Given problem — Report, as a bare number, how many lines of the material below contain the word "screenshot".

**** Information supplied ****

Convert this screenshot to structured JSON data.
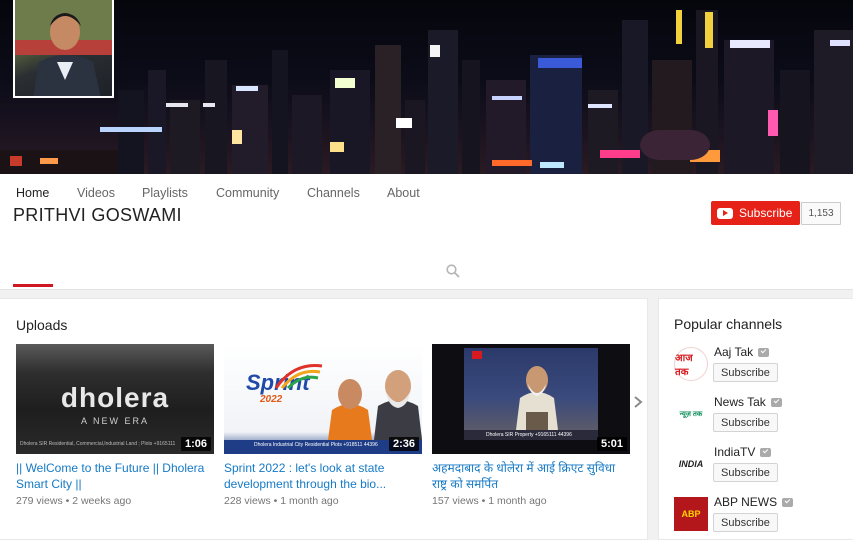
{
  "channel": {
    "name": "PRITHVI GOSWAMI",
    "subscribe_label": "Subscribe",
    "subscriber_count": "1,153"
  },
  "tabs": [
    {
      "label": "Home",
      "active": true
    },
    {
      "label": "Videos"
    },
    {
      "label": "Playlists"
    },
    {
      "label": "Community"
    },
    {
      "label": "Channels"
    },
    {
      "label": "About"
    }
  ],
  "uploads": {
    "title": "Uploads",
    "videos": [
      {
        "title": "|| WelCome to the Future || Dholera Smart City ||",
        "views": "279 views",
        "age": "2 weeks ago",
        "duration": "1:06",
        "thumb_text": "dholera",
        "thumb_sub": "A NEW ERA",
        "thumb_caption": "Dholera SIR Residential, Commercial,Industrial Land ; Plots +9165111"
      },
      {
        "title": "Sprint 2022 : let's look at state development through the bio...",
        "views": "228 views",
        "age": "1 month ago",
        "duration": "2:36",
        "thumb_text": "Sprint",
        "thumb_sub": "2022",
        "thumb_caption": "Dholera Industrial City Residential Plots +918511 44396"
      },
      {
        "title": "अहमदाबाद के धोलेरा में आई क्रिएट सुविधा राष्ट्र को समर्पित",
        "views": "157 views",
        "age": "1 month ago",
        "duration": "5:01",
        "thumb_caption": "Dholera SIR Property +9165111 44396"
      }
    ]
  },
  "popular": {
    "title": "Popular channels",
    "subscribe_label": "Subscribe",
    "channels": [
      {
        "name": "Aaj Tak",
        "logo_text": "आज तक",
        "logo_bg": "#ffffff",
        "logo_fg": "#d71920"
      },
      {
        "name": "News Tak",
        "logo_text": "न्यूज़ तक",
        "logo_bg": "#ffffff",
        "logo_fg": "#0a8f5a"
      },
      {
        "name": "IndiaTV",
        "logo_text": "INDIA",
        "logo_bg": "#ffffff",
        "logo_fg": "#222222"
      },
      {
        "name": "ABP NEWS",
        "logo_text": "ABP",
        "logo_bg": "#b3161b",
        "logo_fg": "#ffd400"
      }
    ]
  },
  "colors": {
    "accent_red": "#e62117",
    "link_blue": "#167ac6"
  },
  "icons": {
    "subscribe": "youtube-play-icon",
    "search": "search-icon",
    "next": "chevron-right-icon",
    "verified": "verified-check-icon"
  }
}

****
**** Information supplied ****

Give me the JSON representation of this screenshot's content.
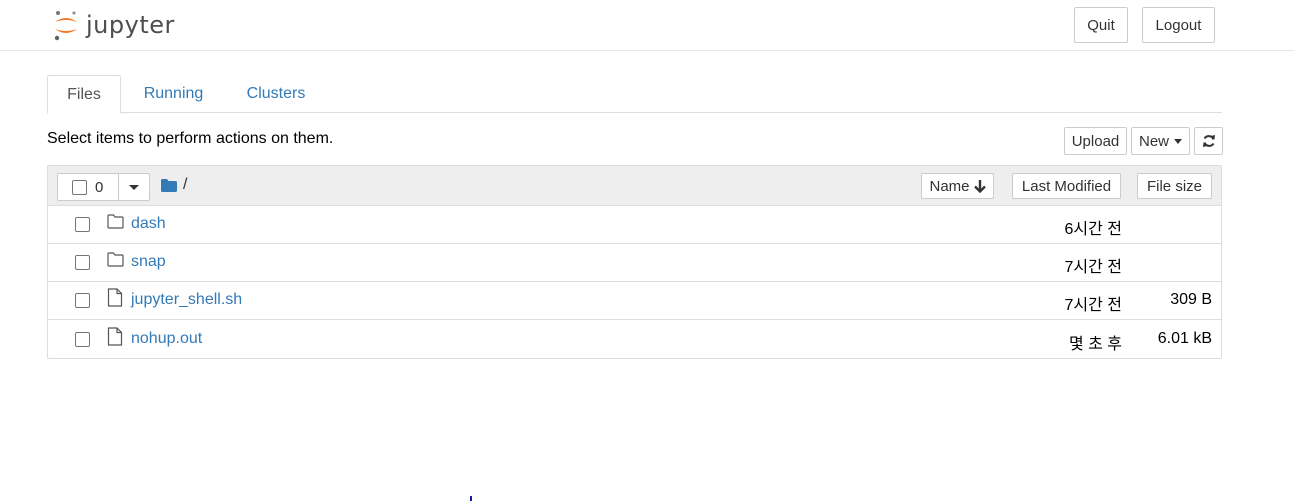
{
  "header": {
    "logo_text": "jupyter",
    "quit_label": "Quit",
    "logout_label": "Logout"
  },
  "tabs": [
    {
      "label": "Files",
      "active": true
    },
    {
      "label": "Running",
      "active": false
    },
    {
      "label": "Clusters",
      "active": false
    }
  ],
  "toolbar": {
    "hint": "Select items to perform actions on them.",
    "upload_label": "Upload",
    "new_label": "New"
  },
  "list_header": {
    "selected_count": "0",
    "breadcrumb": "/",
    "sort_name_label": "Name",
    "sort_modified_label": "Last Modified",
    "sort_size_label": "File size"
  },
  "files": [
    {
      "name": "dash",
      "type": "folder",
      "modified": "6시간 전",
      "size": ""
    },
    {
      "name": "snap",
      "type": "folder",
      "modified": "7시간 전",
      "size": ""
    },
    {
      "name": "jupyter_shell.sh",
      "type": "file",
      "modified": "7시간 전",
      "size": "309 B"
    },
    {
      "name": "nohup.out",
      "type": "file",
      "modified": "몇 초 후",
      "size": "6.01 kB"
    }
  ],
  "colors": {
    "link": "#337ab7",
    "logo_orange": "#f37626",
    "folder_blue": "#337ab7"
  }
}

****
**** Information supplied ****

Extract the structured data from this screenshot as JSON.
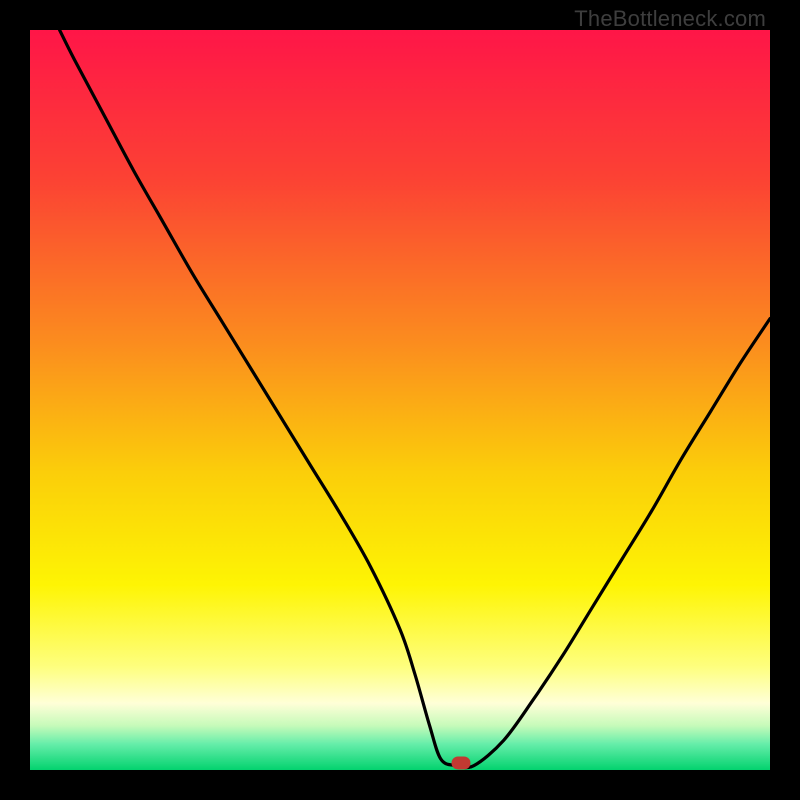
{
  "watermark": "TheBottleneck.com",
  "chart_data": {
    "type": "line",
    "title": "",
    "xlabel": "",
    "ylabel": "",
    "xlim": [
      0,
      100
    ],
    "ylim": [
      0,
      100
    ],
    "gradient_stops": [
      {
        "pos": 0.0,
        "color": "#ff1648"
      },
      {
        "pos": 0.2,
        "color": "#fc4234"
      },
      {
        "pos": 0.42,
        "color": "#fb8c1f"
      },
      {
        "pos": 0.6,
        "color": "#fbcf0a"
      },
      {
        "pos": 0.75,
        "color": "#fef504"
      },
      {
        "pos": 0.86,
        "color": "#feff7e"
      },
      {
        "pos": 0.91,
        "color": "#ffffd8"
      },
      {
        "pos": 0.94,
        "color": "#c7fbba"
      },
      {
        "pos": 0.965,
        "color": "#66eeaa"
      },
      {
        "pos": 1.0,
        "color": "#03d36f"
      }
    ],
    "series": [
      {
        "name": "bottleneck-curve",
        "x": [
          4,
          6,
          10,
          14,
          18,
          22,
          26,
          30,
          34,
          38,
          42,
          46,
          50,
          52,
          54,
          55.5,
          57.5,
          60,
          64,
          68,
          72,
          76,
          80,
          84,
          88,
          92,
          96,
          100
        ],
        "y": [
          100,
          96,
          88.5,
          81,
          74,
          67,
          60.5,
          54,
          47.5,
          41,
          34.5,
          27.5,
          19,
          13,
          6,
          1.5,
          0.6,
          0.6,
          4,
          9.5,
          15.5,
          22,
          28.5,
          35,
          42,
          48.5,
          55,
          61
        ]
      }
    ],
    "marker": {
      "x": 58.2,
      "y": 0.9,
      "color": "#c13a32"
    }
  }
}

****

Result below — 3